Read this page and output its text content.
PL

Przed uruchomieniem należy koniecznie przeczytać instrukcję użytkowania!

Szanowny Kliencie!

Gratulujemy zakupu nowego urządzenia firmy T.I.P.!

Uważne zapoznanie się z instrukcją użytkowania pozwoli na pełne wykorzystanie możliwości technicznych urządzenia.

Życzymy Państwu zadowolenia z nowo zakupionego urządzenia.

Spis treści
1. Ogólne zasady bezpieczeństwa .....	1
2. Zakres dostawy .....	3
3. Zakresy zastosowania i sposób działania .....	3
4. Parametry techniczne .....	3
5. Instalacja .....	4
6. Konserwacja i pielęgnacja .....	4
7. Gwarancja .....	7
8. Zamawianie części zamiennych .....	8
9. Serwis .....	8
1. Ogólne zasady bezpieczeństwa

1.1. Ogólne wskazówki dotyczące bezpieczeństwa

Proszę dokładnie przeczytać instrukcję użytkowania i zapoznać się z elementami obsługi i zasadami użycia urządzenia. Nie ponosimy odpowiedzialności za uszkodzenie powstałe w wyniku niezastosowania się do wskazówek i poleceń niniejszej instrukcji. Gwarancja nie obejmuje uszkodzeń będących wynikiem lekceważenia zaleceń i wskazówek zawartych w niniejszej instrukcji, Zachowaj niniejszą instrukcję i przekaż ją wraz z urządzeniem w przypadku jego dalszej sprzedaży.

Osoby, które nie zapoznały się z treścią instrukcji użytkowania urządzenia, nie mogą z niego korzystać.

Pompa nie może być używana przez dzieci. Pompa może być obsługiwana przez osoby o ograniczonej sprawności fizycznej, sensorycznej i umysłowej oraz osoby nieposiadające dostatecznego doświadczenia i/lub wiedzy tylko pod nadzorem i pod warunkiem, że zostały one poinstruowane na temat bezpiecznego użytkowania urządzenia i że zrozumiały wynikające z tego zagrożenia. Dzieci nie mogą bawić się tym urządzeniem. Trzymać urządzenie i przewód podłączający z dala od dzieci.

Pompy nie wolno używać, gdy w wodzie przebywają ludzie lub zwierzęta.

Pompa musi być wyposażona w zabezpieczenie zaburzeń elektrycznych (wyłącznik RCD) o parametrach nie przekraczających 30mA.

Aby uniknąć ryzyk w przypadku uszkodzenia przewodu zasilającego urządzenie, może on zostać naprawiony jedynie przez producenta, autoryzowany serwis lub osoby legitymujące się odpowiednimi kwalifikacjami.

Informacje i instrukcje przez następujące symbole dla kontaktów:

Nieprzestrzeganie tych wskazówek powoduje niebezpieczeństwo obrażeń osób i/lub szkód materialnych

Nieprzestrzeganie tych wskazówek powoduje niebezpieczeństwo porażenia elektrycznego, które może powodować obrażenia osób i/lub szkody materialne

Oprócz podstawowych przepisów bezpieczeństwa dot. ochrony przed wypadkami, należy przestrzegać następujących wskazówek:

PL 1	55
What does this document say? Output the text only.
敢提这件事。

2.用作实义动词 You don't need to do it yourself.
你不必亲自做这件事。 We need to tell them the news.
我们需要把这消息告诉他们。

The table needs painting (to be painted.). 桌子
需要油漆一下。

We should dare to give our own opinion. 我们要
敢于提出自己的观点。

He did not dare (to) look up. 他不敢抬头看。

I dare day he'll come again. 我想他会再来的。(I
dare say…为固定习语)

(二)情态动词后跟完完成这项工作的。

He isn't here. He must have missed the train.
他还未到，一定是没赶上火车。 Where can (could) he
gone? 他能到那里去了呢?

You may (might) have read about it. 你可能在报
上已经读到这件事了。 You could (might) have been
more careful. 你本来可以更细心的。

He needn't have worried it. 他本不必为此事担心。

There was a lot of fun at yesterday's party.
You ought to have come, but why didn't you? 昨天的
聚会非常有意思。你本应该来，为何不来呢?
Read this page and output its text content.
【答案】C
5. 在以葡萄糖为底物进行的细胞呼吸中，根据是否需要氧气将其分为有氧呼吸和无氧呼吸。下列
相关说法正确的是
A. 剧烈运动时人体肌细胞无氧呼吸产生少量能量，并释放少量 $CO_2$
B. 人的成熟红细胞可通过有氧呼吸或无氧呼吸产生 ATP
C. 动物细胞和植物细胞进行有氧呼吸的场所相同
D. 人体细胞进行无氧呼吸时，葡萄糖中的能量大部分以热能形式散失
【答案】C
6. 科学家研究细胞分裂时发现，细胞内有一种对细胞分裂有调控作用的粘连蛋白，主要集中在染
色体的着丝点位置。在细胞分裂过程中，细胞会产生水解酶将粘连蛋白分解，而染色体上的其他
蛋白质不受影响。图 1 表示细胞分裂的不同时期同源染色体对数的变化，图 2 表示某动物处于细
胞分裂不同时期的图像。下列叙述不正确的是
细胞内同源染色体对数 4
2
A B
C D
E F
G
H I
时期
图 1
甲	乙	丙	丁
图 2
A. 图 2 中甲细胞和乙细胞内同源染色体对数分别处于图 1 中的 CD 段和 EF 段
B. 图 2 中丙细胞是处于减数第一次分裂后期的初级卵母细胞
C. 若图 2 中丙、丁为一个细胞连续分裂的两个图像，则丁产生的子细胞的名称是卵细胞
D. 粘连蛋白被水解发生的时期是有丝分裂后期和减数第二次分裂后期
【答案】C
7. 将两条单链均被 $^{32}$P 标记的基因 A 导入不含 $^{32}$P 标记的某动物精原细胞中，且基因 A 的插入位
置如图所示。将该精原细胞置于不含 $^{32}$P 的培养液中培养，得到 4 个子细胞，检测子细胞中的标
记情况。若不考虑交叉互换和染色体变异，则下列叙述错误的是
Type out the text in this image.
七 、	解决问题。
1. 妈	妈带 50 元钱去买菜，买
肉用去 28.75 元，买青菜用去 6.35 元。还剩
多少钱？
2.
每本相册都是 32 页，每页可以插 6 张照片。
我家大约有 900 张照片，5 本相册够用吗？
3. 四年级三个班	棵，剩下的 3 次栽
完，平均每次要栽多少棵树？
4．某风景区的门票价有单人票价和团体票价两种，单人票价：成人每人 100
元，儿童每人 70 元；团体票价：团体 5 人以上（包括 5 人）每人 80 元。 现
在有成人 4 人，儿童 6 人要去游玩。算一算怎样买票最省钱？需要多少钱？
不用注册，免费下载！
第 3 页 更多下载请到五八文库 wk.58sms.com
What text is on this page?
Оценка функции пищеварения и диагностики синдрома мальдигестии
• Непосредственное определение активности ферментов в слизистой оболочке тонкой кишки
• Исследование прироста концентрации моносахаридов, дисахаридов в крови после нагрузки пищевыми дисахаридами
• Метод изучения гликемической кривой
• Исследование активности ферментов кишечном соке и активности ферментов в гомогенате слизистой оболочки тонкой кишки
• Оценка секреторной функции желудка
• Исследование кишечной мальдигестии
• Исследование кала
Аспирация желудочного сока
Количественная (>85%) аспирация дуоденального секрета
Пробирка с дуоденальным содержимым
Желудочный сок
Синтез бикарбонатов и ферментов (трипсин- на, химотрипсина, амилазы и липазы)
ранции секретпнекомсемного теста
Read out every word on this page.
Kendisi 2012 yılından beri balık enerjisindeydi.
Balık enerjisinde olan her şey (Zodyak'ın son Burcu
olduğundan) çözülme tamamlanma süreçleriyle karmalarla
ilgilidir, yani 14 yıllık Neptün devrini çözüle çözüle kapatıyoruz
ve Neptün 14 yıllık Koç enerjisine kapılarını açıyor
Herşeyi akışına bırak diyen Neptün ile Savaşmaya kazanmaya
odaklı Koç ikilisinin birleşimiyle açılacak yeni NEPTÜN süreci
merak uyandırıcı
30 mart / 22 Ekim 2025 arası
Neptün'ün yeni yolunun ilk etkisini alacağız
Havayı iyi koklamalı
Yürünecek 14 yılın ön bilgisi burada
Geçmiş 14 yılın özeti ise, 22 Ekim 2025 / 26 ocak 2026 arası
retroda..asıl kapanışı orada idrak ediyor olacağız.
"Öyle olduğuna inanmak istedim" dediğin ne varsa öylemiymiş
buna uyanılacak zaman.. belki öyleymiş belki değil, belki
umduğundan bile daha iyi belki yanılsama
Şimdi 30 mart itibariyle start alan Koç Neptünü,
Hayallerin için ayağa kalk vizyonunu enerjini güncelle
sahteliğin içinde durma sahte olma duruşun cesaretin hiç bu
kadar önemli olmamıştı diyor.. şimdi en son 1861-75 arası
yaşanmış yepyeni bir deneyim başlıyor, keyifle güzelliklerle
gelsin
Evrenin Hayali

Problem details: Return exactly the lines from the one containing "Read out every word on this page." through the last line of the records above, both included, and nothing else.

Response for this exercise:
Read out every word on this page.
Kendisi 2012 yılından beri balık enerjisindeydi.
Balık enerjisinde olan her şey (Zodyak'ın son Burcu
olduğundan) çözülme tamamlanma süreçleriyle karmalarla
ilgilidir, yani 14 yıllık Neptün devrini çözüle çözüle kapatıyoruz
ve Neptün 14 yıllık Koç enerjisine kapılarını açıyor
Herşeyi akışına bırak diyen Neptün ile Savaşmaya kazanmaya
odaklı Koç ikilisinin birleşimiyle açılacak yeni NEPTÜN süreci
merak uyandırıcı
30 mart / 22 Ekim 2025 arası
Neptün'ün yeni yolunun ilk etkisini alacağız
Havayı iyi koklamalı
Yürünecek 14 yılın ön bilgisi burada
Geçmiş 14 yılın özeti ise, 22 Ekim 2025 / 26 ocak 2026 arası
retroda..asıl kapanışı orada idrak ediyor olacağız.
"Öyle olduğuna inanmak istedim" dediğin ne varsa öylemiymiş
buna uyanılacak zaman.. belki öyleymiş belki değil, belki
umduğundan bile daha iyi belki yanılsama
Şimdi 30 mart itibariyle start alan Koç Neptünü,
Hayallerin için ayağa kalk vizyonunu enerjini güncelle
sahteliğin içinde durma sahte olma duruşun cesaretin hiç bu
kadar önemli olmamıştı diyor.. şimdi en son 1861-75 arası
yaşanmış yepyeni bir deneyim başlıyor, keyifle güzelliklerle
gelsin
Evrenin Hayali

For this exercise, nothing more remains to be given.